- _Instructions for the task_:
Your answer should be every line of the entries that has the string "ROCK" in it.

- _Listed entries_:
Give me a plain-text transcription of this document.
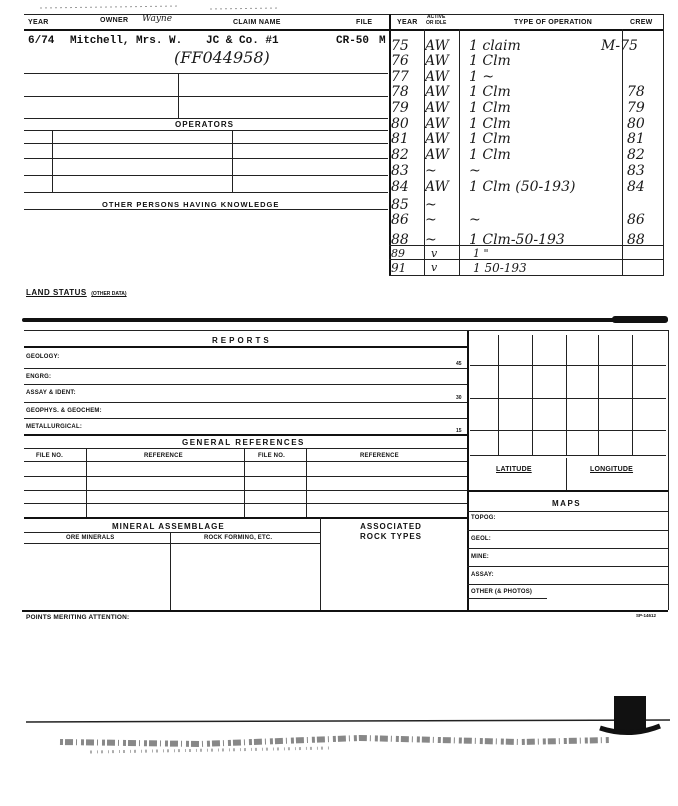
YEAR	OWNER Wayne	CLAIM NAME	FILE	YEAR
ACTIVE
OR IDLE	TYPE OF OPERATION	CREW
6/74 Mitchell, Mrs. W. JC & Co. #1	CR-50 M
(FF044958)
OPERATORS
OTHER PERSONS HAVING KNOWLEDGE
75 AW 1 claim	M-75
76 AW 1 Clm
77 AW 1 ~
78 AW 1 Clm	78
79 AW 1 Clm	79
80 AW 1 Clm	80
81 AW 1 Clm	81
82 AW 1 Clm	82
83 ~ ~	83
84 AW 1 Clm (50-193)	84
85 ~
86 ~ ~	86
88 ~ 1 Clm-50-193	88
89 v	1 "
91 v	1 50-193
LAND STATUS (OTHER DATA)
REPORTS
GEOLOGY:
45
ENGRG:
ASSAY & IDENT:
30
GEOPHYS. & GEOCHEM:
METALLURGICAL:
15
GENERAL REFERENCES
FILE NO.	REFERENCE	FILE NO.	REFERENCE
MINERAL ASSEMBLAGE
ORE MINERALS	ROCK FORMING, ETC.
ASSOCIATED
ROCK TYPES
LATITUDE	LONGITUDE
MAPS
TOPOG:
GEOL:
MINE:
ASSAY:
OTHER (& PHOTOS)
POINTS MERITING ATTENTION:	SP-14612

...

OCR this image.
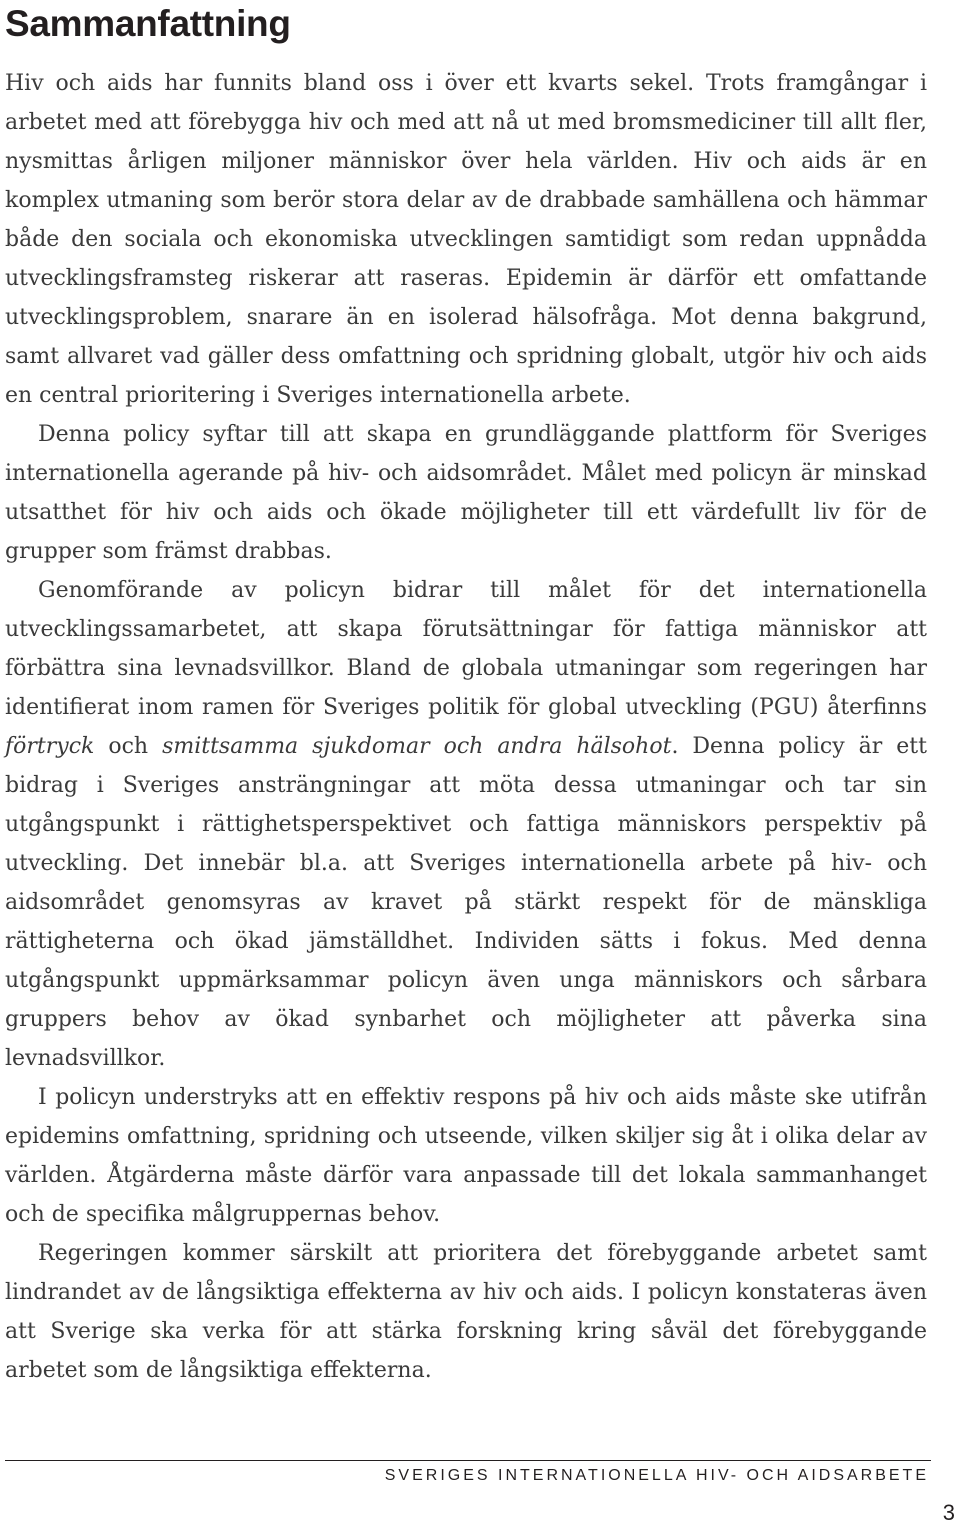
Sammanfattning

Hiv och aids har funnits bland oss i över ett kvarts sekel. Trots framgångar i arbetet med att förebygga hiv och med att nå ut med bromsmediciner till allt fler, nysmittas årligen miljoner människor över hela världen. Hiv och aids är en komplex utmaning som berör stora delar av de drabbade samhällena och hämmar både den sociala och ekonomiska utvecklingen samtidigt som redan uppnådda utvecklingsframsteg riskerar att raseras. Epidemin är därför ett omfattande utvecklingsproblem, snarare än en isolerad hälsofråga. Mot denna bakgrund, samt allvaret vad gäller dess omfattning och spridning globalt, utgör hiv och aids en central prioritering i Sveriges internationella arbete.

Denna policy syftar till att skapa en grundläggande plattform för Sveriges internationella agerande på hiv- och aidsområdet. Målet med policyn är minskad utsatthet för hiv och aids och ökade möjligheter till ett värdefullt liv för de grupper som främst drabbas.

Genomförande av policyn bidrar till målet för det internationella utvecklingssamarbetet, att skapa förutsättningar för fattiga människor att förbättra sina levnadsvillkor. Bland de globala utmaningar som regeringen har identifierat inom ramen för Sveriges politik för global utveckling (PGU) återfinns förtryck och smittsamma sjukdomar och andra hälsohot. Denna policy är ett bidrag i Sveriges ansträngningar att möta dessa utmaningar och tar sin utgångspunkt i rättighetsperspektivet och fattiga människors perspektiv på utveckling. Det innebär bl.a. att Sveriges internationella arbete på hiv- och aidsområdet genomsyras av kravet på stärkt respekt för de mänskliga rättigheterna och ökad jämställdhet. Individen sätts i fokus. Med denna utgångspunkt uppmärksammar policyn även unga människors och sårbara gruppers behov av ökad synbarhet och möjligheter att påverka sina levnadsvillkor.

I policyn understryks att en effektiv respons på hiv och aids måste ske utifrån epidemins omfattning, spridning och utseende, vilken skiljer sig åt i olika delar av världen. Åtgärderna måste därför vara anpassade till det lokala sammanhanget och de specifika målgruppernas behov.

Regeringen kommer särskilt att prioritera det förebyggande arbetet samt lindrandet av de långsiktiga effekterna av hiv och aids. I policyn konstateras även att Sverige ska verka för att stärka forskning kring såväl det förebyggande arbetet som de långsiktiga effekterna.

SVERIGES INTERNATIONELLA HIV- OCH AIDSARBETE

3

- _Answer to this problem_:
ORE MINERALS	ROCK FORMING, ETC.
ROCK TYPES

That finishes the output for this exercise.